▶ [Required task] Using the data below, copy each line that includes the word "JSON".

Extracted data entries
-=-=-=-=-
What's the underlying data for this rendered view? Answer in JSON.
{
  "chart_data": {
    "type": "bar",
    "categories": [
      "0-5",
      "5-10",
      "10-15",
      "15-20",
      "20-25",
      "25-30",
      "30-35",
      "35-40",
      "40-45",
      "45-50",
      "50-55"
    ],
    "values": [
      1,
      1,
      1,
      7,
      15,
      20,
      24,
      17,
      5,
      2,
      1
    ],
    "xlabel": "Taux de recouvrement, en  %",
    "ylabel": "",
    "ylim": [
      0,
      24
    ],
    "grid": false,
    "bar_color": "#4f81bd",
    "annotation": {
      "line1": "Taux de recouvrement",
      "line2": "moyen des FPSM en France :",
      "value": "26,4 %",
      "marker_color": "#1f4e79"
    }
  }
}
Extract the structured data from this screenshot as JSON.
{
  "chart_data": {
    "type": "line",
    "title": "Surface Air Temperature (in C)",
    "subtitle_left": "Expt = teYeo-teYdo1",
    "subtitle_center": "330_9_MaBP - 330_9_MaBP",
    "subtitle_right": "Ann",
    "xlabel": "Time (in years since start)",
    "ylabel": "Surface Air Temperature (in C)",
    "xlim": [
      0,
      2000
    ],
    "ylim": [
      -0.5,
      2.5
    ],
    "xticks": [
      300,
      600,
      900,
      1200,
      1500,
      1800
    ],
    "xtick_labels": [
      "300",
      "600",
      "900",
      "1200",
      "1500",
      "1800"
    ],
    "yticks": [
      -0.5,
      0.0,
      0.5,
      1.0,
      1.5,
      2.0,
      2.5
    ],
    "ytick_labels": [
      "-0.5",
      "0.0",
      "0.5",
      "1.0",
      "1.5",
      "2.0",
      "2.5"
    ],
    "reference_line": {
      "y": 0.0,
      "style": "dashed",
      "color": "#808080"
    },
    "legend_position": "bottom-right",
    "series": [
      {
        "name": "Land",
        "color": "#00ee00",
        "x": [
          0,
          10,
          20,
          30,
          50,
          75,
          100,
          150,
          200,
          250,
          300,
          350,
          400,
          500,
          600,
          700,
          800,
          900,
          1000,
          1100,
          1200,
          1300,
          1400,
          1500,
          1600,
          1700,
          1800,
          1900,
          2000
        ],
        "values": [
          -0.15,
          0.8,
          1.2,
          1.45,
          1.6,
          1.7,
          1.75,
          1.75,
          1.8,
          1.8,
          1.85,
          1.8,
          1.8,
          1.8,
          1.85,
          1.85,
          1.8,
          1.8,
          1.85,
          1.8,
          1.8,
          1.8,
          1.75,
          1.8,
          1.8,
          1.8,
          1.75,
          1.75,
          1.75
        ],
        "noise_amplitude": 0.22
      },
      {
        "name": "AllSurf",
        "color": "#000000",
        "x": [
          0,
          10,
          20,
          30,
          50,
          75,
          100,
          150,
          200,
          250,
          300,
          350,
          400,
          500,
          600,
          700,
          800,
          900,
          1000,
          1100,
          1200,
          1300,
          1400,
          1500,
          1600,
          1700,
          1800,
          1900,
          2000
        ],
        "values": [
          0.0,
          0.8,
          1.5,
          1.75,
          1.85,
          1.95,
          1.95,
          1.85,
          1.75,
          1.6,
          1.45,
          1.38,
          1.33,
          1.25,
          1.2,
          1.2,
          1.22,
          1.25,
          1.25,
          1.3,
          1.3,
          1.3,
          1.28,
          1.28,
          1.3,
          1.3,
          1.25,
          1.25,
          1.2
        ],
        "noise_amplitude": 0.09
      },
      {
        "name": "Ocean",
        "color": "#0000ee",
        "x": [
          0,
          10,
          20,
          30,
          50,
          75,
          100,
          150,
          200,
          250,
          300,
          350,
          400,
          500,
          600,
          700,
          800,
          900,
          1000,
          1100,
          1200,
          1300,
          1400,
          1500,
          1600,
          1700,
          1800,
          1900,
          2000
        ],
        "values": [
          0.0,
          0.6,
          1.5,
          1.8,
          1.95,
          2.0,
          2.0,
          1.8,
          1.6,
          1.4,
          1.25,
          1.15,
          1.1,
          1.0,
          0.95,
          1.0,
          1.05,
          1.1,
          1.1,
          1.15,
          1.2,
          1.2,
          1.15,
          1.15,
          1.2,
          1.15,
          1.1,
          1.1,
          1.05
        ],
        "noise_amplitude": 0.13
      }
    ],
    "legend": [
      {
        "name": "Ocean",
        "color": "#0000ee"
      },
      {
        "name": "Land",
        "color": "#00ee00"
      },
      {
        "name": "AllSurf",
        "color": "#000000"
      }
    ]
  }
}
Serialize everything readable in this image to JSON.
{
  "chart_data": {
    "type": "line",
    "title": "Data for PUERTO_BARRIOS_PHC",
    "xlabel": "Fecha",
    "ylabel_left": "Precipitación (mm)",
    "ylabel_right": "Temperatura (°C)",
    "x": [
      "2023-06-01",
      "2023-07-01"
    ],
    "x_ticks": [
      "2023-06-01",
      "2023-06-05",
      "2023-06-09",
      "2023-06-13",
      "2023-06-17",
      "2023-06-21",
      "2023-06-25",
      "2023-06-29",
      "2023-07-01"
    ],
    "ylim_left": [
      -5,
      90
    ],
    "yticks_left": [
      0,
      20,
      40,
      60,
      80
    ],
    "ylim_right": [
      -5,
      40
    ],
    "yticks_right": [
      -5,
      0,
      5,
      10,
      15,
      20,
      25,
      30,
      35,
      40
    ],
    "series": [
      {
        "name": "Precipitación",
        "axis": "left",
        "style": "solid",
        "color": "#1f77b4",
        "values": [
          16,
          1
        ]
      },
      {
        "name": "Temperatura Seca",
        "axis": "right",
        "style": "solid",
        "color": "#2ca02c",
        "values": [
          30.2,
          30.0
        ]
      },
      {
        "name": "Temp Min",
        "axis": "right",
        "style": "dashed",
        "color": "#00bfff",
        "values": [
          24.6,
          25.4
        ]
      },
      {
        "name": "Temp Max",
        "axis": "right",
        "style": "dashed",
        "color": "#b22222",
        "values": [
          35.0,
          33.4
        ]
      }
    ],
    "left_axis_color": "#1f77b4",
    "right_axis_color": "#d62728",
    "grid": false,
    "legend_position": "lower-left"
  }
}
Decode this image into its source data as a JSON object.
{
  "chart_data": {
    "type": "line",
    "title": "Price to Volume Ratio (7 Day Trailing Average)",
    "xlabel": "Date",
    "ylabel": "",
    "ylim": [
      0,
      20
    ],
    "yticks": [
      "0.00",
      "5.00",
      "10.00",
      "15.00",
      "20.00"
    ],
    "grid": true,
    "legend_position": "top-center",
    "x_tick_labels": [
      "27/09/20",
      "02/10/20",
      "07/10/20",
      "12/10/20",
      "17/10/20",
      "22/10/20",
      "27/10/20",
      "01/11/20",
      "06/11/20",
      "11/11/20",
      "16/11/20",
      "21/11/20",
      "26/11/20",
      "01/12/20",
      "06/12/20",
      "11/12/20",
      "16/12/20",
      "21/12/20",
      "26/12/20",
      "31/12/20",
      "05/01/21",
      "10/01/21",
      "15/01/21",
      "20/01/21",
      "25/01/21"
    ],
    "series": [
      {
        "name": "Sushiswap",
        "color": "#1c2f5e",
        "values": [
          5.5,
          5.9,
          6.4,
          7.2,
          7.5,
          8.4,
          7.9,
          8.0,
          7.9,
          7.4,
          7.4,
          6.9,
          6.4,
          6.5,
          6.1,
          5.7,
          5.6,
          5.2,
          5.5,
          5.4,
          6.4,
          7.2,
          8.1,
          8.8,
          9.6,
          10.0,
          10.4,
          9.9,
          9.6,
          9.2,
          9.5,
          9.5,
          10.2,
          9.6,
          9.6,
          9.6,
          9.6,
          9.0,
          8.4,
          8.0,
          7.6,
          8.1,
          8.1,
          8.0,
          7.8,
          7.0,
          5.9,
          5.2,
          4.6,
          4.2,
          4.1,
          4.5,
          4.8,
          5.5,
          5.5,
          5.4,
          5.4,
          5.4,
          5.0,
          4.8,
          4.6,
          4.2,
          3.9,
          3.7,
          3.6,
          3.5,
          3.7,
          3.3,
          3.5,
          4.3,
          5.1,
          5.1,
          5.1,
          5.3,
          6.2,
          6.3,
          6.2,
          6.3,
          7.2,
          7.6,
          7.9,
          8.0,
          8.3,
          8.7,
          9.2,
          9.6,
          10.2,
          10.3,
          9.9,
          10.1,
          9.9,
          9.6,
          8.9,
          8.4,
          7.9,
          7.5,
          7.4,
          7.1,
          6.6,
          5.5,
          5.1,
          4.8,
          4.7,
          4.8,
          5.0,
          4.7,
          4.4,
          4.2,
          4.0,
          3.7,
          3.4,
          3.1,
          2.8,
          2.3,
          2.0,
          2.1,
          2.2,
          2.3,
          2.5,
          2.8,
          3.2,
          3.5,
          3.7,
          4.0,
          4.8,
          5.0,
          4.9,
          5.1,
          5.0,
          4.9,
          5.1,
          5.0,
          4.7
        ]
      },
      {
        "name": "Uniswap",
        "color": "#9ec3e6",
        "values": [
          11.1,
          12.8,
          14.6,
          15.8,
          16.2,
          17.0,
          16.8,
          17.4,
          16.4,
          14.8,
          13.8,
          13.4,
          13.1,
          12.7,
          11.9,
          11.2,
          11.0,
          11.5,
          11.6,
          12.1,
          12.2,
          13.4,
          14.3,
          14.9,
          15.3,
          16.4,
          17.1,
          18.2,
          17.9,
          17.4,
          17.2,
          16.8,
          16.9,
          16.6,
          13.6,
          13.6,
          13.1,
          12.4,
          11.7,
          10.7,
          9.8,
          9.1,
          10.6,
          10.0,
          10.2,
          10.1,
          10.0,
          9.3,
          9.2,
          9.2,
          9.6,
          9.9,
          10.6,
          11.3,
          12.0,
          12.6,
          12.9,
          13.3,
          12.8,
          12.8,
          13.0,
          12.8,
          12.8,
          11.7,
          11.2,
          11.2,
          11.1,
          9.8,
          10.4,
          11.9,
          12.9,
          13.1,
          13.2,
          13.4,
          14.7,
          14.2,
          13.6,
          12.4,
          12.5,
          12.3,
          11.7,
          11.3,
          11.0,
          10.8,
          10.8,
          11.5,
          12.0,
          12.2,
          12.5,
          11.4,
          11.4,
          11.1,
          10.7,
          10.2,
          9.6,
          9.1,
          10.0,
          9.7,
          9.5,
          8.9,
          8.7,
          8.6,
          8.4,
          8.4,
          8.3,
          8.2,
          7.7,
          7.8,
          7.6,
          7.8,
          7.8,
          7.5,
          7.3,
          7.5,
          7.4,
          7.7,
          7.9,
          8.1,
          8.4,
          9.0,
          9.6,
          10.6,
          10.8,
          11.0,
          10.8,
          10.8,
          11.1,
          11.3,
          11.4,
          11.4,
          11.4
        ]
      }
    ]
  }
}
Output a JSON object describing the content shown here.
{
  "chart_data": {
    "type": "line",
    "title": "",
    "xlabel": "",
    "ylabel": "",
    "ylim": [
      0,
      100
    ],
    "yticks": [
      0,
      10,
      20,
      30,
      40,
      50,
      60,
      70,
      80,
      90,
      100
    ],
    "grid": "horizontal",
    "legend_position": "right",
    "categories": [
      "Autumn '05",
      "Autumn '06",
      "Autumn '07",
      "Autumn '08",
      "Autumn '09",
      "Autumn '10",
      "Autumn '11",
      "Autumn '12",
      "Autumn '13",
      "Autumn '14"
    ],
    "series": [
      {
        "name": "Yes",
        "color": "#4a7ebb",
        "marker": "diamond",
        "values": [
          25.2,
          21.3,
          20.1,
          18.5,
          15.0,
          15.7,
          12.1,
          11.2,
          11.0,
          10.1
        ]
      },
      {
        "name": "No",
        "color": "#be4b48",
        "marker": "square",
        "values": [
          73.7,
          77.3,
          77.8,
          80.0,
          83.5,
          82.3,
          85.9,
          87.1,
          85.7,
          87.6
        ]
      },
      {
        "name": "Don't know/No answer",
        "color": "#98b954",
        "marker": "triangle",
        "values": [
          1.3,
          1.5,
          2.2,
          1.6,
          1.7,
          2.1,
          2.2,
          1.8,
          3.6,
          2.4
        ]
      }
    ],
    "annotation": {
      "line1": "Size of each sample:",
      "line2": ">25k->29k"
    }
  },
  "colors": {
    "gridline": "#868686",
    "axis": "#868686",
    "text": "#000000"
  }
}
-=-=-=-=-
▶ [Response to the exercise]
What's the underlying data for this rendered view? Answer in JSON.
Extract the structured data from this screenshot as JSON.
Serialize everything readable in this image to JSON.
Decode this image into its source data as a JSON object.
Output a JSON object describing the content shown here.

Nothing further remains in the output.